**REQUIREMENT A**
Write out the whole forum discussion on seating within the Sikh congregation, word for word.

**TEXT PROVIDED**
• • • •
Sitting on a cushion, a                      distinctive seat, a chair, a stool, a cot, etc. or  in any                      distinctive position in the presence of the _Guru  Granth                      Sahib_  or *within the congregation* is contrary to  G_urmat_(Guru's                      way). 

This means ALL such stools, etc are PROHIBITED for ALL...and Cannot be allowed WITHIN THE CONGREGATION..means INSIDE the Darbar sahib Hall.

The Good thing about this is that the SRM is Man Made..and can be changed as per Sarbatt Khalsa whereby the Panth agrees - firts at local level..and then at World level after consultations etc.

I am SURPRISED the SGPC is such a stickler on this one..while happily allowing Tallian, talls, artees, deeps, and ghee jyots and LOTS of other things NOT ALLOWED... etc etc which are also STRICTLY PROHIBITED !!( can be seen at harmandir sahib/sgpc takhats etc):happysingh::happykaur:


----------



## Randip Singh (Feb 14, 2010)

I really do not have a problem with people sitting on chairs. The simple solution is to elevate the Sri Guru Granth Sahib ji to a higher platform.

So what you couls have is a Church type configuration, with Bani in effect on a stage and Sangat on chairs at a lower level.

To my mind that is the point is it not, for Sikhs to show they are metaphorically lower than there Guru, so it matters not where they sit.

I fid this funny about Badal, but I really think this table chair business is a red herring. It diverts us. Just like the table and chair business is hogwah. People from the East have not right to impose their standards on the West, and in the same manner the West has no right to impose their standards on the East.
• • • •
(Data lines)
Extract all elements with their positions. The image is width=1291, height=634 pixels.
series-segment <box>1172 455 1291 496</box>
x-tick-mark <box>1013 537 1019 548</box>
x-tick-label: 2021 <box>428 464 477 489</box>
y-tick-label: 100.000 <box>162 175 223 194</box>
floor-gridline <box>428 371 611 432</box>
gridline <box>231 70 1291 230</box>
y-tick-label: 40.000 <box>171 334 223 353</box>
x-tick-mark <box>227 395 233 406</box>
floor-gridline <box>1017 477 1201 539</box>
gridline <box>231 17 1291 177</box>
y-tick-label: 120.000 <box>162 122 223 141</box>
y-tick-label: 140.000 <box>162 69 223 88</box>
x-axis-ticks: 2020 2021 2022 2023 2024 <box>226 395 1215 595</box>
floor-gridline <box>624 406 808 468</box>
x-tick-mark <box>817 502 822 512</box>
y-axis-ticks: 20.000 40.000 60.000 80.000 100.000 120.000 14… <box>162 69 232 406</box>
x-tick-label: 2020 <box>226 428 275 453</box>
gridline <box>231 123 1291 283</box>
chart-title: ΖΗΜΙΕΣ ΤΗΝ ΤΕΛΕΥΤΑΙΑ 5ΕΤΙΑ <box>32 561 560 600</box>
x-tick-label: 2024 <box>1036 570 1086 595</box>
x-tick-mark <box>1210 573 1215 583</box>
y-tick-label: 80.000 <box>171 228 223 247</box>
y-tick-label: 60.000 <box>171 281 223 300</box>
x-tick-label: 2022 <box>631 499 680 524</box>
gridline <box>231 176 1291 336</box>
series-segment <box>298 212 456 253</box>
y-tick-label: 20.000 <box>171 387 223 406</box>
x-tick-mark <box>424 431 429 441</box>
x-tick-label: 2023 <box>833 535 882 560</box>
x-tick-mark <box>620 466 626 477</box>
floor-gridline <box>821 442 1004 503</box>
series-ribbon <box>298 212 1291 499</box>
• • • •
**REQUIREMENT B**
Extract every line of the records above, unchanged and in full.

**FINAL ANSWER A**
Sitting on a cushion, a                      distinctive seat, a chair, a stool, a cot, etc. or  in any                      distinctive position in the presence of the _Guru  Granth                      Sahib_  or *within the congregation* is contrary to  G_urmat_(Guru's                      way). 

This means ALL such stools, etc are PROHIBITED for ALL...and Cannot be allowed WITHIN THE CONGREGATION..means INSIDE the Darbar sahib Hall.

The Good thing about this is that the SRM is Man Made..and can be changed as per Sarbatt Khalsa whereby the Panth agrees - firts at local level..and then at World level after consultations etc.

I am SURPRISED the SGPC is such a stickler on this one..while happily allowing Tallian, talls, artees, deeps, and ghee jyots and LOTS of other things NOT ALLOWED... etc etc which are also STRICTLY PROHIBITED !!( can be seen at harmandir sahib/sgpc takhats etc):happysingh::happykaur:


----------



## Randip Singh (Feb 14, 2010)

I really do not have a problem with people sitting on chairs. The simple solution is to elevate the Sri Guru Granth Sahib ji to a higher platform.

So what you couls have is a Church type configuration, with Bani in effect on a stage and Sangat on chairs at a lower level.

To my mind that is the point is it not, for Sikhs to show they are metaphorically lower than there Guru, so it matters not where they sit.

I fid this funny about Badal, but I really think this table chair business is a red herring. It diverts us. Just like the table and chair business is hogwah. People from the East have not right to impose their standards on the West, and in the same manner the West has no right to impose their standards on the East.

**FINAL ANSWER B**
Extract all elements with their positions. The image is width=1291, height=634 pixels.
series-segment <box>1172 455 1291 496</box>
x-tick-mark <box>1013 537 1019 548</box>
x-tick-label: 2021 <box>428 464 477 489</box>
y-tick-label: 100.000 <box>162 175 223 194</box>
floor-gridline <box>428 371 611 432</box>
gridline <box>231 70 1291 230</box>
y-tick-label: 40.000 <box>171 334 223 353</box>
x-tick-mark <box>227 395 233 406</box>
floor-gridline <box>1017 477 1201 539</box>
gridline <box>231 17 1291 177</box>
y-tick-label: 120.000 <box>162 122 223 141</box>
y-tick-label: 140.000 <box>162 69 223 88</box>
x-axis-ticks: 2020 2021 2022 2023 2024 <box>226 395 1215 595</box>
floor-gridline <box>624 406 808 468</box>
x-tick-mark <box>817 502 822 512</box>
y-axis-ticks: 20.000 40.000 60.000 80.000 100.000 120.000 14… <box>162 69 232 406</box>
x-tick-label: 2020 <box>226 428 275 453</box>
gridline <box>231 123 1291 283</box>
chart-title: ΖΗΜΙΕΣ ΤΗΝ ΤΕΛΕΥΤΑΙΑ 5ΕΤΙΑ <box>32 561 560 600</box>
x-tick-label: 2024 <box>1036 570 1086 595</box>
x-tick-mark <box>1210 573 1215 583</box>
y-tick-label: 80.000 <box>171 228 223 247</box>
y-tick-label: 60.000 <box>171 281 223 300</box>
x-tick-label: 2022 <box>631 499 680 524</box>
gridline <box>231 176 1291 336</box>
series-segment <box>298 212 456 253</box>
y-tick-label: 20.000 <box>171 387 223 406</box>
x-tick-mark <box>424 431 429 441</box>
x-tick-label: 2023 <box>833 535 882 560</box>
x-tick-mark <box>620 466 626 477</box>
floor-gridline <box>821 442 1004 503</box>
series-ribbon <box>298 212 1291 499</box>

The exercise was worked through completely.